Data section>

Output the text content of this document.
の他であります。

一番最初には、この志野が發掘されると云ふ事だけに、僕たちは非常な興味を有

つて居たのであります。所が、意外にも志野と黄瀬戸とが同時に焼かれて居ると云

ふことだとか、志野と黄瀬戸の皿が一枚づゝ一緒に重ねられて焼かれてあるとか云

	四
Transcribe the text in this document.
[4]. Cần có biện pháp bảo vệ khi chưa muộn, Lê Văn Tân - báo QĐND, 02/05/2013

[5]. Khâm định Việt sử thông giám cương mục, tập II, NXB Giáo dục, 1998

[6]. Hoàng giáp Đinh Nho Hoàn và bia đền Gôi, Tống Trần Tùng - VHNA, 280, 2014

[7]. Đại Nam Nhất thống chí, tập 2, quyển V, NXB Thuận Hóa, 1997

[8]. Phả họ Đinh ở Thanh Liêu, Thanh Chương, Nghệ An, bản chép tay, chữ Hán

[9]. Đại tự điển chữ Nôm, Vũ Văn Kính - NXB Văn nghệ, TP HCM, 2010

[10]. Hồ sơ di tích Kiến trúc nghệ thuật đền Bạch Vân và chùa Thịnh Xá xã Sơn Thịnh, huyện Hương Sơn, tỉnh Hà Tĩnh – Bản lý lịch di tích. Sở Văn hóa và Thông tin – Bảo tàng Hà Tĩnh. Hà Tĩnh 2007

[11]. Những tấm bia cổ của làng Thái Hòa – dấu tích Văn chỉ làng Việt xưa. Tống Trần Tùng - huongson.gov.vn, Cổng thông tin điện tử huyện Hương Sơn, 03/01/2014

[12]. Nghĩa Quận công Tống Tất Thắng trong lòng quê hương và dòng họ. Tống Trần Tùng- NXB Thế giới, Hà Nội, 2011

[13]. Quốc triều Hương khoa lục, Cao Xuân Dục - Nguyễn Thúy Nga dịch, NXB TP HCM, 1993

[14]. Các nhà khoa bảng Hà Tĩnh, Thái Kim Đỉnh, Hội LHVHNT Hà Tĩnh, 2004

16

Problem statement> Word for word, extract all the records.

Exercise response>
Output the text content of this document.
の他であります。

一番最初には、この志野が發掘されると云ふ事だけに、僕たちは非常な興味を有

つて居たのであります。所が、意外にも志野と黄瀬戸とが同時に焼かれて居ると云

ふことだとか、志野と黄瀬戸の皿が一枚づゝ一緒に重ねられて焼かれてあるとか云

	四
Transcribe the text in this document.
[4]. Cần có biện pháp bảo vệ khi chưa muộn, Lê Văn Tân - báo QĐND, 02/05/2013

[5]. Khâm định Việt sử thông giám cương mục, tập II, NXB Giáo dục, 1998

[6]. Hoàng giáp Đinh Nho Hoàn và bia đền Gôi, Tống Trần Tùng - VHNA, 280, 2014

[7]. Đại Nam Nhất thống chí, tập 2, quyển V, NXB Thuận Hóa, 1997

[8]. Phả họ Đinh ở Thanh Liêu, Thanh Chương, Nghệ An, bản chép tay, chữ Hán

[9]. Đại tự điển chữ Nôm, Vũ Văn Kính - NXB Văn nghệ, TP HCM, 2010

[10]. Hồ sơ di tích Kiến trúc nghệ thuật đền Bạch Vân và chùa Thịnh Xá xã Sơn Thịnh, huyện Hương Sơn, tỉnh Hà Tĩnh – Bản lý lịch di tích. Sở Văn hóa và Thông tin – Bảo tàng Hà Tĩnh. Hà Tĩnh 2007

[11]. Những tấm bia cổ của làng Thái Hòa – dấu tích Văn chỉ làng Việt xưa. Tống Trần Tùng - huongson.gov.vn, Cổng thông tin điện tử huyện Hương Sơn, 03/01/2014

[12]. Nghĩa Quận công Tống Tất Thắng trong lòng quê hương và dòng họ. Tống Trần Tùng- NXB Thế giới, Hà Nội, 2011

[13]. Quốc triều Hương khoa lục, Cao Xuân Dục - Nguyễn Thúy Nga dịch, NXB TP HCM, 1993

[14]. Các nhà khoa bảng Hà Tĩnh, Thái Kim Đỉnh, Hội LHVHNT Hà Tĩnh, 2004

16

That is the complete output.